WORK REQUIRED: In the records below, count every line containing "Microsoft". Reply with the number only.
--- Begin EXTRACTED INFORMATION ---
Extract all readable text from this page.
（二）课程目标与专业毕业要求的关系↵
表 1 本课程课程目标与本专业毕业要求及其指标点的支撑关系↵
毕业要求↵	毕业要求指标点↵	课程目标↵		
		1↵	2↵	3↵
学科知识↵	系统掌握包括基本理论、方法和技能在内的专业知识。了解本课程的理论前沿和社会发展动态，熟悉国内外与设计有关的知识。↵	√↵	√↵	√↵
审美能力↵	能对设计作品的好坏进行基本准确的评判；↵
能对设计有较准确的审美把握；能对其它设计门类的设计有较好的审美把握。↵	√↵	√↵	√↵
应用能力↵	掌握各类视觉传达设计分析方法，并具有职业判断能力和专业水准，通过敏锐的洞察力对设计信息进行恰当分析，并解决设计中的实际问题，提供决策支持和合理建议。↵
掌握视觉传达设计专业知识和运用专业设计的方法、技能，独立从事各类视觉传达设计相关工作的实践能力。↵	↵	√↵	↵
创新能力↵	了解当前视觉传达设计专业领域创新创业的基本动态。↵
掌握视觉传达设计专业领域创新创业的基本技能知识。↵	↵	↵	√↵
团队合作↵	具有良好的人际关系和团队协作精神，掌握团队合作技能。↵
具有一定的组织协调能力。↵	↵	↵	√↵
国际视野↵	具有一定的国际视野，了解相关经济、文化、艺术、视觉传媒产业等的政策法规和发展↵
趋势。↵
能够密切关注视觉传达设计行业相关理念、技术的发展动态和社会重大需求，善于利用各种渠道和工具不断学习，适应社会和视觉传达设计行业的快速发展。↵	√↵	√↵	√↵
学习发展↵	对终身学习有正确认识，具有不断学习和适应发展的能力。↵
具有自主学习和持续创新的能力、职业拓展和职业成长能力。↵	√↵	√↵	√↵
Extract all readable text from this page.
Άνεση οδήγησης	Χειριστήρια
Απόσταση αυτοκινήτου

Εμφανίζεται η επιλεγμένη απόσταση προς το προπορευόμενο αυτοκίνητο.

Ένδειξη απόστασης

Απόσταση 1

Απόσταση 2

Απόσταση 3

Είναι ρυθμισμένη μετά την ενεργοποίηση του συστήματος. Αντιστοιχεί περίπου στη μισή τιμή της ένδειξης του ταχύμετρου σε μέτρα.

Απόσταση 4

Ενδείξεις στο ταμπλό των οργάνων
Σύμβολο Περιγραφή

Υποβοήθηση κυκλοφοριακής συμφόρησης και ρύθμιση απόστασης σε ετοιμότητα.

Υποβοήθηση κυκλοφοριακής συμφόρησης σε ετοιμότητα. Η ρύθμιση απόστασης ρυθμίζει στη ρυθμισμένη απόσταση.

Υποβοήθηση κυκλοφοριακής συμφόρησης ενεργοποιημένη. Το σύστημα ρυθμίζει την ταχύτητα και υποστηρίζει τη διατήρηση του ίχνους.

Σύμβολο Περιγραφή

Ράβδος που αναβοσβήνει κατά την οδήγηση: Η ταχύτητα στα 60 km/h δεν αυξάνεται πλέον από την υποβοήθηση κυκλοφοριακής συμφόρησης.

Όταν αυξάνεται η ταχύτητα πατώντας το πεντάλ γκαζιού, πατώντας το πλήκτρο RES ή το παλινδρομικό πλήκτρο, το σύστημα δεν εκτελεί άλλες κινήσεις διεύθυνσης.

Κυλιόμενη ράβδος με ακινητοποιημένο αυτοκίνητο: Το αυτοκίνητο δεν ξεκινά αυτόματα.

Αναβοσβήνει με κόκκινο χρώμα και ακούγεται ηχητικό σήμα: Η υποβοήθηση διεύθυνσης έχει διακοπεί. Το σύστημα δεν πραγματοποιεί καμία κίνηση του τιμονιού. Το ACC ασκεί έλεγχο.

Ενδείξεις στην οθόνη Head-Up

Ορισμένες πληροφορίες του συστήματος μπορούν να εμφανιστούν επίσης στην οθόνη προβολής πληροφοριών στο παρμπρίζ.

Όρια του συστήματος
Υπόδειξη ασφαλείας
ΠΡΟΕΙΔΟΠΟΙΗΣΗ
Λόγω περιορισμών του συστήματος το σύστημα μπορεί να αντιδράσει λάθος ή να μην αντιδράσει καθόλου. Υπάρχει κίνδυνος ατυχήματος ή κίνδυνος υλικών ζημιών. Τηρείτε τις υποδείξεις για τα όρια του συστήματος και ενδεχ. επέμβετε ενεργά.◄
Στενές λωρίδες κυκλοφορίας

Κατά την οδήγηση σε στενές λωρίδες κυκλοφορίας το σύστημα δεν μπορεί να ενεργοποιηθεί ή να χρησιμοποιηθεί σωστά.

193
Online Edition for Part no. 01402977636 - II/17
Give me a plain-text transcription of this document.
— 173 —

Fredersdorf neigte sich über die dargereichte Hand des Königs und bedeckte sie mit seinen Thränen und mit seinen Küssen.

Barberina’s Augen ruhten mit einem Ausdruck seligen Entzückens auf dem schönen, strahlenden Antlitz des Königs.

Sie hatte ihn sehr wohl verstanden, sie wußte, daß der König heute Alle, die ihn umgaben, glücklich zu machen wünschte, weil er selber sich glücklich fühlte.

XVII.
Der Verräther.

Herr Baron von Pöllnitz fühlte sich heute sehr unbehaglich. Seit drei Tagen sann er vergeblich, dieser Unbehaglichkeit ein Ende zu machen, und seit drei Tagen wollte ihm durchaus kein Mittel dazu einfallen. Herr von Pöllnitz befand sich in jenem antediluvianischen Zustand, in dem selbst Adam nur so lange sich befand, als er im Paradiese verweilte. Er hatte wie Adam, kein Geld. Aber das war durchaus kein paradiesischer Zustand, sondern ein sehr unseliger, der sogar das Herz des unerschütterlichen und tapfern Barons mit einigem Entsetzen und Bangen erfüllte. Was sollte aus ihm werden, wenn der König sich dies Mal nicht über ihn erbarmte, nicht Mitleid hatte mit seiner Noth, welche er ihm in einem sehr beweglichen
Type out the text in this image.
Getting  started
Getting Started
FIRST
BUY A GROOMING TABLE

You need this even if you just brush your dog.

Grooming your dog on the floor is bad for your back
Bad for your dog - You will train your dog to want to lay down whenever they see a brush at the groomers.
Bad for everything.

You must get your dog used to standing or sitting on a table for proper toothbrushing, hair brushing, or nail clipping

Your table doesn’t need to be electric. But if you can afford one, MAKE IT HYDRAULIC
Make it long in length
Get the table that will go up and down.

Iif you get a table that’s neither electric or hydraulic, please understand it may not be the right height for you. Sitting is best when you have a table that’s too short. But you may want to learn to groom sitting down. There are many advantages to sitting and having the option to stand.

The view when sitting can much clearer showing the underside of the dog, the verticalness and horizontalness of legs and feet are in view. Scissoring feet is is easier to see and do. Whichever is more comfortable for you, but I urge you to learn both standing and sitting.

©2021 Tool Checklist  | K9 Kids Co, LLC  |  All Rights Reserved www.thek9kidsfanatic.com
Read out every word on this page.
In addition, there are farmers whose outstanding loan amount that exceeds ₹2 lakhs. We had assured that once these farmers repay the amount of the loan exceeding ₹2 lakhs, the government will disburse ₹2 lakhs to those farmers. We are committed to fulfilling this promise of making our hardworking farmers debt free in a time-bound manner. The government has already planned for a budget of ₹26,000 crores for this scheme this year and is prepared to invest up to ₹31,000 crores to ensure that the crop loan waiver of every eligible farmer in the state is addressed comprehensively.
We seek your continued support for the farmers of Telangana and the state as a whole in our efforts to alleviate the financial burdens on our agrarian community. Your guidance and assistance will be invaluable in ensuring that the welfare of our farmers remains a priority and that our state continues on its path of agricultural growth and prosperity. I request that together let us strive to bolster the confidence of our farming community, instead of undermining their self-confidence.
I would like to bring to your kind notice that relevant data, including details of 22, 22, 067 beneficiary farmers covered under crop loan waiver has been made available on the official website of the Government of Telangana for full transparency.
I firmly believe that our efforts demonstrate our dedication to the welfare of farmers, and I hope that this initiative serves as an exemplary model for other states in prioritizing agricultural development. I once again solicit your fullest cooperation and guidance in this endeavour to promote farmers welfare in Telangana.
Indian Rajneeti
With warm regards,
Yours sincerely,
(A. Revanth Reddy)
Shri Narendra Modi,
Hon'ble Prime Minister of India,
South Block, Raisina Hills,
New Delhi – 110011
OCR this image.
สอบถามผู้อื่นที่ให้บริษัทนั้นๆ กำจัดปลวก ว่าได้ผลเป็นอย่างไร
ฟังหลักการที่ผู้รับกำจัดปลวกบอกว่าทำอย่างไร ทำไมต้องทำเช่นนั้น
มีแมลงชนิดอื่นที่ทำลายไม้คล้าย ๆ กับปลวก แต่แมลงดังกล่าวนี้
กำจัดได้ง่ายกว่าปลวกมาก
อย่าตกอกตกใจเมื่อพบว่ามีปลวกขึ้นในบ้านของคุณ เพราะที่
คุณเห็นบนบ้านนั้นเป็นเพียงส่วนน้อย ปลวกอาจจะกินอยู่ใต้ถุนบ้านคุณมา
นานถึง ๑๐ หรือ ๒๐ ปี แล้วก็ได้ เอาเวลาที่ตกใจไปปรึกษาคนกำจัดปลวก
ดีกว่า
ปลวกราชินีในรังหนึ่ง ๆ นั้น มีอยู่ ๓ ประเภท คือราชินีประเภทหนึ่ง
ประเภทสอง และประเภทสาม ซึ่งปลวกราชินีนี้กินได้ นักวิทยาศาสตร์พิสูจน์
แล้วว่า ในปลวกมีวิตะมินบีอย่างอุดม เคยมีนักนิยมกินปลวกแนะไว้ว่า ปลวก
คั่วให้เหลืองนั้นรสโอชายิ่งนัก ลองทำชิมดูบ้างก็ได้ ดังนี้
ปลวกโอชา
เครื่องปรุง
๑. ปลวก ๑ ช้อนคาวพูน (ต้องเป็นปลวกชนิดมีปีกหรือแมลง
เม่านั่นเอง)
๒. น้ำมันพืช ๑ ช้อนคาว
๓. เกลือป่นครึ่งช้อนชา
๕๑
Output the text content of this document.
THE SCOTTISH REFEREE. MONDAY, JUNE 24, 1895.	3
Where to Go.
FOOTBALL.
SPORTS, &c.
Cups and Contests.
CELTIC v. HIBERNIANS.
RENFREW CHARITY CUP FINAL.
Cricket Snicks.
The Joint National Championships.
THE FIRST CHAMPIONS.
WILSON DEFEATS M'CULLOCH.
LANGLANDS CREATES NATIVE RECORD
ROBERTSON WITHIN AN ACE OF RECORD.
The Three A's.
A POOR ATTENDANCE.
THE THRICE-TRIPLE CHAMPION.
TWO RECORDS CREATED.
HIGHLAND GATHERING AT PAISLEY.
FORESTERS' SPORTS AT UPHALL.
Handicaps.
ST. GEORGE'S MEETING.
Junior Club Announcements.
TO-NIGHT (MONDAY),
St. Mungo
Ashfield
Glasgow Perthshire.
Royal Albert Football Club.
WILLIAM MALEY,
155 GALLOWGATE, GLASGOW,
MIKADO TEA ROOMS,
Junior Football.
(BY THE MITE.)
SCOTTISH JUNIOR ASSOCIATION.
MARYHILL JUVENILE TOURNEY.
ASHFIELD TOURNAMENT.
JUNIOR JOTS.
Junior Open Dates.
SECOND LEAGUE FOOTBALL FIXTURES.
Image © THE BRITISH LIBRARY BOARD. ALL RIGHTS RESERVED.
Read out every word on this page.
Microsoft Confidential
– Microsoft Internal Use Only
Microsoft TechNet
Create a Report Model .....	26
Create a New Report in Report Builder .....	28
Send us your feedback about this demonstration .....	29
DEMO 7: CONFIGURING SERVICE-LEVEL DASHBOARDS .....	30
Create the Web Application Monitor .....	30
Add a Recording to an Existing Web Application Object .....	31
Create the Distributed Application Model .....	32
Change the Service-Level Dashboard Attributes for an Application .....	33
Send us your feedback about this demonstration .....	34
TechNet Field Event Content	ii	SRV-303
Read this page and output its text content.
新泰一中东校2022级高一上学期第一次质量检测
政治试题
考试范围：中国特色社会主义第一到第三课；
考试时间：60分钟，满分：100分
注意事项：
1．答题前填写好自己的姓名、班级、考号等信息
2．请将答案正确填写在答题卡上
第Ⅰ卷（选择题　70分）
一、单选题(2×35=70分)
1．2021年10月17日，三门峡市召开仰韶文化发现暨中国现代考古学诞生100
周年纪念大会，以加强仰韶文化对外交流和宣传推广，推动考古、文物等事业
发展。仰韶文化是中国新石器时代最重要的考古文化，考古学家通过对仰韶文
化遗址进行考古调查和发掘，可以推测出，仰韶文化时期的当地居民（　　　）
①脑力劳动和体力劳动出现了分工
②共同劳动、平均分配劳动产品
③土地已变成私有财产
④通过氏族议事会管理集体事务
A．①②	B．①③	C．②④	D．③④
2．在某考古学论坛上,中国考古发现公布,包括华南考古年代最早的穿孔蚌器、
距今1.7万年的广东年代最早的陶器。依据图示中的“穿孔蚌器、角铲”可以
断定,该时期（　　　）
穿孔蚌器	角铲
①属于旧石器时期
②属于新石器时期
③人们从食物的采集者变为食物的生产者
--- End EXTRACTED INFORMATION ---
EXERCISE SOLUTION: 3